#### Problem to solve
Write what follows in the memoir passage about a mother revealing she survived Auschwitz, picking up right after its last sentence.

#### Extract
I read a book that I can’t stop thinking about. It’s giving me nightmares.


What book is that?


It’s called Eva by someone named Meyer Levin.


What’s it about? Why is it scaring you?


It takes place during World War II. A girl/woman, I can’t remember how old she is, tries to hide that she’s Jewish but she is found out and ends up in Auschwitz. She survives, though.


Where did you get the book?


I found it in Dad’s den.


Continues to wash lettuce, not looking at HELENA.

If you want to know about the concentration camps, you can ask me.


Making an exaggerated eyeroll.

Why would I ask you?


Turning to face HELENA, looking directly into her eyes.

Because I was there. I was in Auschwitz.


Continues peeling carrots, turning her gaze to the sink and the carrot peels that continue to pile up. The room remains quiet except for the voices of young girls fighting elsewhere in the house.

Collapsing Certainty

The ground shifted under my feet that evening and never returned to the pre-knowing state of solidity. Cracks and crevasses stretched dangerously through the remainder of my adolescence and far into adulthood. As I continued to peel carrots, stunned and wordless, my body knew that I had walked into a deep, deep truth. My life, my vision of my mother would never be the same. My breath would never come as easily. My heart might never crawl back out of my throat.

Placing my mother in the camps with Eva, in those lice-infested barracks, sleeping on wooden planks with dozens of other emaciated women, made my brain hurt. How could this be? She stood next to me, washing lettuce. My childhood slipped down the drain into the garbage disposal with the carrot peels.

#### Recorded data
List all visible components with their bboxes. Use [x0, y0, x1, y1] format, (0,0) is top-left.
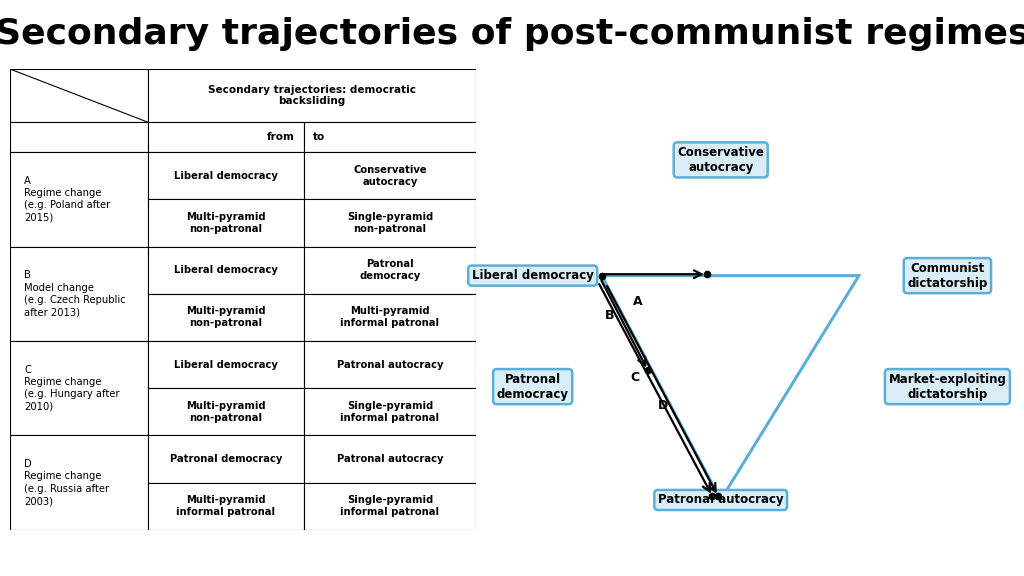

#### Output of the task
I don’t remember the days, weeks, months that followed her revelation. I could create memories, convince myself that I thought about it each night in bed, that I asked my mother hundreds of questions, that I wrestled with the knowledge until I could accept it. But truthfully, I don’t remember. What I remember is that moment: the shock, the not wanting to believe, and those bright orange curls falling into the sink.

So began my initiation into becoming the keeper of my mother’s trauma. Along with the shock came the understanding that this was a secret of sorts, something never talked about in front of other people. During the sixties, the events of the Holocaust (a term not yet commonly used) still wore a shroud of shame and secrecy. My mother had told nobody her complete story, not even my father. “Let’s not talk about it,” said her uncle who brought her to America from a displaced persons camp in Sweden. She felt like a rape victim might feel, dirty and unreasonably at fault for her suffering. Being a survivor held no honor, no allure. That evening I had no idea what lay ahead.